Records provided –
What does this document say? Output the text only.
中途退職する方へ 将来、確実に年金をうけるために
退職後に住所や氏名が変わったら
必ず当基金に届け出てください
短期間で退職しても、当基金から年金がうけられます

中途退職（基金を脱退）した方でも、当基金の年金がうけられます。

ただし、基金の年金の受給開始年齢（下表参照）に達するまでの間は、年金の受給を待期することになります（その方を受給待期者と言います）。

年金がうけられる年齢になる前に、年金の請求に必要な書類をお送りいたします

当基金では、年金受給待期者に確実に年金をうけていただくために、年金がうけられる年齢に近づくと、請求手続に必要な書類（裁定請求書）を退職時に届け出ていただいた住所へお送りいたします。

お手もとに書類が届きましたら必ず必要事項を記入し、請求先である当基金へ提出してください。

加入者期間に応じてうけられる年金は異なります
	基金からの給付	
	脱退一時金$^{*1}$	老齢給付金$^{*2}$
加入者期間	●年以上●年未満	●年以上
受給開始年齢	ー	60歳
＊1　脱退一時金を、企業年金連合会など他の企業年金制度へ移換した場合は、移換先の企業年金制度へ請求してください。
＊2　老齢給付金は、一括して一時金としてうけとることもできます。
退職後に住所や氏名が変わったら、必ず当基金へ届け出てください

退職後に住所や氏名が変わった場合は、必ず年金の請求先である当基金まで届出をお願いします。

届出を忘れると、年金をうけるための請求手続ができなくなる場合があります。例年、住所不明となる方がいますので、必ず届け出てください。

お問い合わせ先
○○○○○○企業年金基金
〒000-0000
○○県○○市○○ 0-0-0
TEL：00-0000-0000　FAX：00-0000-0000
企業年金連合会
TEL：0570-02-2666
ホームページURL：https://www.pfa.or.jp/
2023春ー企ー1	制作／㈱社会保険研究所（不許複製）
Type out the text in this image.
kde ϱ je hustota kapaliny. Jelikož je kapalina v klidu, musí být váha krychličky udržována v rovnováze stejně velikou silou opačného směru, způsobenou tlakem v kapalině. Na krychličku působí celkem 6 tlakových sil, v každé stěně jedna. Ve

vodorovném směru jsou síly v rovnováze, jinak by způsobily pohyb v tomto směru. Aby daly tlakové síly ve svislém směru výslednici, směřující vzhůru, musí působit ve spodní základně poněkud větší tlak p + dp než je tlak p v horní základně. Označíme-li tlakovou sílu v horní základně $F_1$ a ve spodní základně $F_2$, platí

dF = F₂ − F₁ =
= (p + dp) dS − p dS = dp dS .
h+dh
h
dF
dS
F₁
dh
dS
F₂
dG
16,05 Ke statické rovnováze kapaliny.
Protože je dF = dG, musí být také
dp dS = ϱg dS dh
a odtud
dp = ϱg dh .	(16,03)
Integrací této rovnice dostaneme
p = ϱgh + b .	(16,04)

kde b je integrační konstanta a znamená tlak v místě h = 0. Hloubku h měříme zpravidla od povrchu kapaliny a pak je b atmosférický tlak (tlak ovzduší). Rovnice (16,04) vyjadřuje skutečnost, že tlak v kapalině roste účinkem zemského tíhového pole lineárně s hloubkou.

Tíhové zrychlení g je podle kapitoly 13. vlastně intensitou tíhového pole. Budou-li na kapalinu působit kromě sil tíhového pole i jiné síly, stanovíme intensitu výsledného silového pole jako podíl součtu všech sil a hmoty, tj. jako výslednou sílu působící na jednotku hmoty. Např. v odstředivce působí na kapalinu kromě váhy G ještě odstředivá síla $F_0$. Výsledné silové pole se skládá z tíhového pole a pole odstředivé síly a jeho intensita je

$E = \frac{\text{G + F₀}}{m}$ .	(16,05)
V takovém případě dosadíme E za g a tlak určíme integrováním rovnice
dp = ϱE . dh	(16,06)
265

What the exercise asks – Extract the full listing above without alteration.

Answer in full –
What does this document say? Output the text only.
中途退職する方へ 将来、確実に年金をうけるために
退職後に住所や氏名が変わったら
必ず当基金に届け出てください
短期間で退職しても、当基金から年金がうけられます

中途退職（基金を脱退）した方でも、当基金の年金がうけられます。

ただし、基金の年金の受給開始年齢（下表参照）に達するまでの間は、年金の受給を待期することになります（その方を受給待期者と言います）。

年金がうけられる年齢になる前に、年金の請求に必要な書類をお送りいたします

当基金では、年金受給待期者に確実に年金をうけていただくために、年金がうけられる年齢に近づくと、請求手続に必要な書類（裁定請求書）を退職時に届け出ていただいた住所へお送りいたします。

お手もとに書類が届きましたら必ず必要事項を記入し、請求先である当基金へ提出してください。

加入者期間に応じてうけられる年金は異なります
	基金からの給付	
	脱退一時金$^{*1}$	老齢給付金$^{*2}$
加入者期間	●年以上●年未満	●年以上
受給開始年齢	ー	60歳
＊1　脱退一時金を、企業年金連合会など他の企業年金制度へ移換した場合は、移換先の企業年金制度へ請求してください。
＊2　老齢給付金は、一括して一時金としてうけとることもできます。
退職後に住所や氏名が変わったら、必ず当基金へ届け出てください

退職後に住所や氏名が変わった場合は、必ず年金の請求先である当基金まで届出をお願いします。

届出を忘れると、年金をうけるための請求手続ができなくなる場合があります。例年、住所不明となる方がいますので、必ず届け出てください。

お問い合わせ先
○○○○○○企業年金基金
〒000-0000
○○県○○市○○ 0-0-0
TEL：00-0000-0000　FAX：00-0000-0000
企業年金連合会
TEL：0570-02-2666
ホームページURL：https://www.pfa.or.jp/
2023春ー企ー1	制作／㈱社会保険研究所（不許複製）
Type out the text in this image.
kde ϱ je hustota kapaliny. Jelikož je kapalina v klidu, musí být váha krychličky udržována v rovnováze stejně velikou silou opačného směru, způsobenou tlakem v kapalině. Na krychličku působí celkem 6 tlakových sil, v každé stěně jedna. Ve

vodorovném směru jsou síly v rovnováze, jinak by způsobily pohyb v tomto směru. Aby daly tlakové síly ve svislém směru výslednici, směřující vzhůru, musí působit ve spodní základně poněkud větší tlak p + dp než je tlak p v horní základně. Označíme-li tlakovou sílu v horní základně $F_1$ a ve spodní základně $F_2$, platí

dF = F₂ − F₁ =
= (p + dp) dS − p dS = dp dS .
h+dh
h
dF
dS
F₁
dh
dS
F₂
dG
16,05 Ke statické rovnováze kapaliny.
Protože je dF = dG, musí být také
dp dS = ϱg dS dh
a odtud
dp = ϱg dh .	(16,03)
Integrací této rovnice dostaneme
p = ϱgh + b .	(16,04)

kde b je integrační konstanta a znamená tlak v místě h = 0. Hloubku h měříme zpravidla od povrchu kapaliny a pak je b atmosférický tlak (tlak ovzduší). Rovnice (16,04) vyjadřuje skutečnost, že tlak v kapalině roste účinkem zemského tíhového pole lineárně s hloubkou.

Tíhové zrychlení g je podle kapitoly 13. vlastně intensitou tíhového pole. Budou-li na kapalinu působit kromě sil tíhového pole i jiné síly, stanovíme intensitu výsledného silového pole jako podíl součtu všech sil a hmoty, tj. jako výslednou sílu působící na jednotku hmoty. Např. v odstředivce působí na kapalinu kromě váhy G ještě odstředivá síla $F_0$. Výsledné silové pole se skládá z tíhového pole a pole odstředivé síly a jeho intensita je

$E = \frac{\text{G + F₀}}{m}$ .	(16,05)
V takovém případě dosadíme E za g a tlak určíme integrováním rovnice
dp = ϱE . dh	(16,06)
265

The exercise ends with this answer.